● **Directions for this task**: Below is a listing; reproduce each line of it exactly.

►

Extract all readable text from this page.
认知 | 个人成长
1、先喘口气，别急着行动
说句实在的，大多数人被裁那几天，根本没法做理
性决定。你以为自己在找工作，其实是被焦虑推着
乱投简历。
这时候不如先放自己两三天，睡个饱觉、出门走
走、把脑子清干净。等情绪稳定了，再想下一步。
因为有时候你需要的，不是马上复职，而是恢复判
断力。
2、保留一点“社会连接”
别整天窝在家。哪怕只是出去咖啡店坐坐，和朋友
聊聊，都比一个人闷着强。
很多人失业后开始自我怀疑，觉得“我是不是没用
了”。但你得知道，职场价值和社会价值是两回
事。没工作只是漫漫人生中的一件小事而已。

◄

● **Worked solution**:
Extract all readable text from this page.
认知 | 个人成长
1、先喘口气，别急着行动
说句实在的，大多数人被裁那几天，根本没法做理
性决定。你以为自己在找工作，其实是被焦虑推着
乱投简历。
这时候不如先放自己两三天，睡个饱觉、出门走
走、把脑子清干净。等情绪稳定了，再想下一步。
因为有时候你需要的，不是马上复职，而是恢复判
断力。
2、保留一点“社会连接”
别整天窝在家。哪怕只是出去咖啡店坐坐，和朋友
聊聊，都比一个人闷着强。
很多人失业后开始自我怀疑，觉得“我是不是没用
了”。但你得知道，职场价值和社会价值是两回
事。没工作只是漫漫人生中的一件小事而已。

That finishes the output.